#### Saved entries
++++
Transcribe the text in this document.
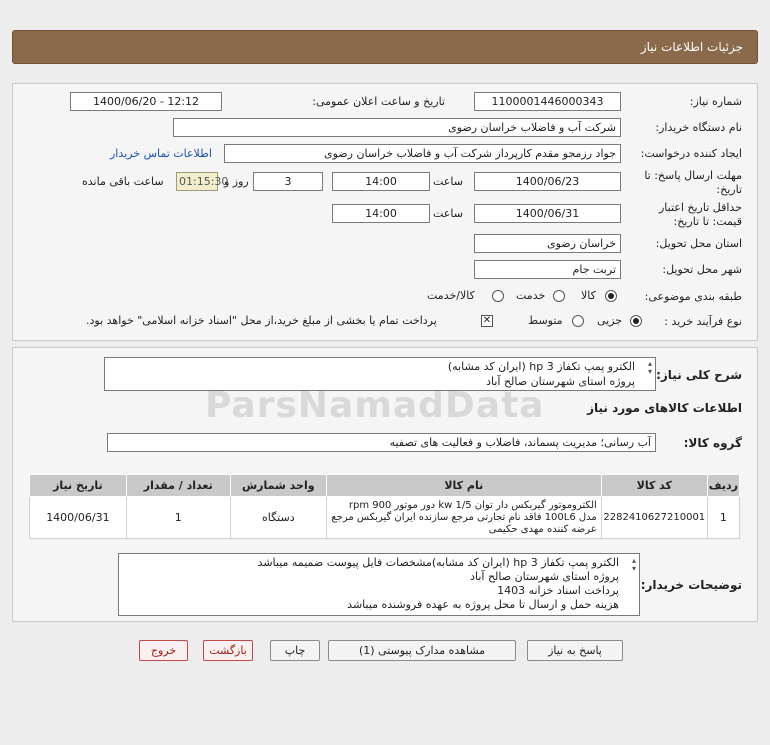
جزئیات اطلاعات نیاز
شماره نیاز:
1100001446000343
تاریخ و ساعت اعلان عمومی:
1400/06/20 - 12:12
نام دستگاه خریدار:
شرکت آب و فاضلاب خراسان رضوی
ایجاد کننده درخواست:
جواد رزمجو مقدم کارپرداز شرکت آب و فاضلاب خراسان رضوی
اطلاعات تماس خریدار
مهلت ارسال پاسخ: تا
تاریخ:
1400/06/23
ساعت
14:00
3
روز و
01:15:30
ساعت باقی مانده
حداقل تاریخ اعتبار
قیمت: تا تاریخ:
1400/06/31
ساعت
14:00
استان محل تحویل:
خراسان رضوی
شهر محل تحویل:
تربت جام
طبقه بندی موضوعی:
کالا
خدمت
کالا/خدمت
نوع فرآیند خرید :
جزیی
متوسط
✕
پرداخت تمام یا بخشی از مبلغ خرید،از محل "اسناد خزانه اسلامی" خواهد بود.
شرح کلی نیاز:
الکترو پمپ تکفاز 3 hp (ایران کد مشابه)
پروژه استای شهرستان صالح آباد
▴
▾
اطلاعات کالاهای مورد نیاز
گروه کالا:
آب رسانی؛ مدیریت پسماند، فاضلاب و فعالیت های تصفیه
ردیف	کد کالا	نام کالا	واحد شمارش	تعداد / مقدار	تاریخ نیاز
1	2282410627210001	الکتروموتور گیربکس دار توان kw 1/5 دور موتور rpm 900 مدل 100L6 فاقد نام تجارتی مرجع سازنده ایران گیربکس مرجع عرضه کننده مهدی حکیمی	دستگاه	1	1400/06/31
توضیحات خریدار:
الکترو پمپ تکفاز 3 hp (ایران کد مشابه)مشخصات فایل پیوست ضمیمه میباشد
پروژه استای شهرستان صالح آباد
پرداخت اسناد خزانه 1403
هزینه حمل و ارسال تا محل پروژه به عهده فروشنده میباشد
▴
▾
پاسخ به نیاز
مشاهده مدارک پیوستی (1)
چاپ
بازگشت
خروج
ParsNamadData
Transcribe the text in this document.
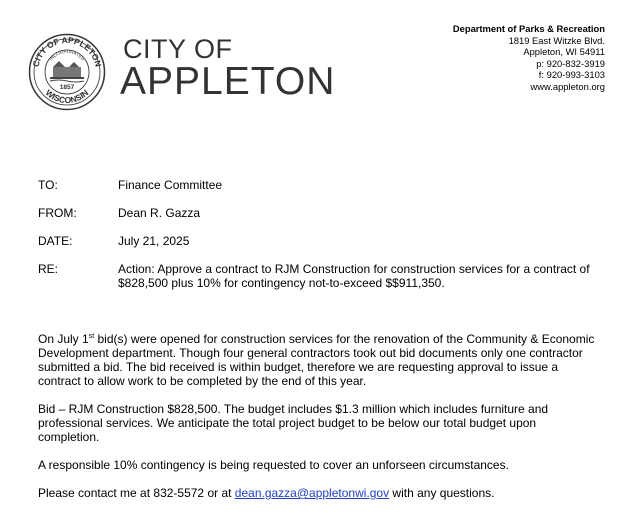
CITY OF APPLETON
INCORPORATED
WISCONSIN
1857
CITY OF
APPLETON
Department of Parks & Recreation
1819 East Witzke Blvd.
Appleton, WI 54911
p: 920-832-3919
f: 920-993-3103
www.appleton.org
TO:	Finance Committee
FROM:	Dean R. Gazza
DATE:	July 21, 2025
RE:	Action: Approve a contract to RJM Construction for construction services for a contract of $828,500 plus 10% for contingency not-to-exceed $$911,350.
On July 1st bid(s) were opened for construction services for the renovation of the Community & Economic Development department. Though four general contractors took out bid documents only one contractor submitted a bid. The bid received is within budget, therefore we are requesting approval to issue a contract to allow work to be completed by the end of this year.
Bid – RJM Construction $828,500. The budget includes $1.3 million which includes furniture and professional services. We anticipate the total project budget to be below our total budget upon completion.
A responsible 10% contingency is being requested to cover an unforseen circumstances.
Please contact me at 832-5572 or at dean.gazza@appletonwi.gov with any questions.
++++
Copy the listing word for word, excluding its pictures.

Transcribe the text in this document.
جزئیات اطلاعات نیاز
شماره نیاز:
1100001446000343
تاریخ و ساعت اعلان عمومی:
1400/06/20 - 12:12
نام دستگاه خریدار:
شرکت آب و فاضلاب خراسان رضوی
ایجاد کننده درخواست:
جواد رزمجو مقدم کارپرداز شرکت آب و فاضلاب خراسان رضوی
اطلاعات تماس خریدار
مهلت ارسال پاسخ: تا
تاریخ:
1400/06/23
ساعت
14:00
3
روز و
01:15:30
ساعت باقی مانده
حداقل تاریخ اعتبار
قیمت: تا تاریخ:
1400/06/31
ساعت
14:00
استان محل تحویل:
خراسان رضوی
شهر محل تحویل:
تربت جام
طبقه بندی موضوعی:
کالا
خدمت
کالا/خدمت
نوع فرآیند خرید :
جزیی
متوسط
✕
پرداخت تمام یا بخشی از مبلغ خرید،از محل "اسناد خزانه اسلامی" خواهد بود.
شرح کلی نیاز:
الکترو پمپ تکفاز 3 hp (ایران کد مشابه)
پروژه استای شهرستان صالح آباد
▴
▾
اطلاعات کالاهای مورد نیاز
گروه کالا:
آب رسانی؛ مدیریت پسماند، فاضلاب و فعالیت های تصفیه
ردیف	کد کالا	نام کالا	واحد شمارش	تعداد / مقدار	تاریخ نیاز
1	2282410627210001	الکتروموتور گیربکس دار توان kw 1/5 دور موتور rpm 900 مدل 100L6 فاقد نام تجارتی مرجع سازنده ایران گیربکس مرجع عرضه کننده مهدی حکیمی	دستگاه	1	1400/06/31
توضیحات خریدار:
الکترو پمپ تکفاز 3 hp (ایران کد مشابه)مشخصات فایل پیوست ضمیمه میباشد
پروژه استای شهرستان صالح آباد
پرداخت اسناد خزانه 1403
هزینه حمل و ارسال تا محل پروژه به عهده فروشنده میباشد
▴
▾
پاسخ به نیاز
مشاهده مدارک پیوستی (1)
چاپ
بازگشت
خروج
ParsNamadData
Transcribe the text in this document.
CITY OF APPLETON
INCORPORATED
WISCONSIN
1857
CITY OF
APPLETON
Department of Parks & Recreation
1819 East Witzke Blvd.
Appleton, WI 54911
p: 920-832-3919
f: 920-993-3103
www.appleton.org
TO:	Finance Committee
FROM:	Dean R. Gazza
DATE:	July 21, 2025
RE:	Action: Approve a contract to RJM Construction for construction services for a contract of $828,500 plus 10% for contingency not-to-exceed $$911,350.
On July 1st bid(s) were opened for construction services for the renovation of the Community & Economic Development department. Though four general contractors took out bid documents only one contractor submitted a bid. The bid received is within budget, therefore we are requesting approval to issue a contract to allow work to be completed by the end of this year.
Bid – RJM Construction $828,500. The budget includes $1.3 million which includes furniture and professional services. We anticipate the total project budget to be below our total budget upon completion.
A responsible 10% contingency is being requested to cover an unforseen circumstances.
Please contact me at 832-5572 or at dean.gazza@appletonwi.gov with any questions.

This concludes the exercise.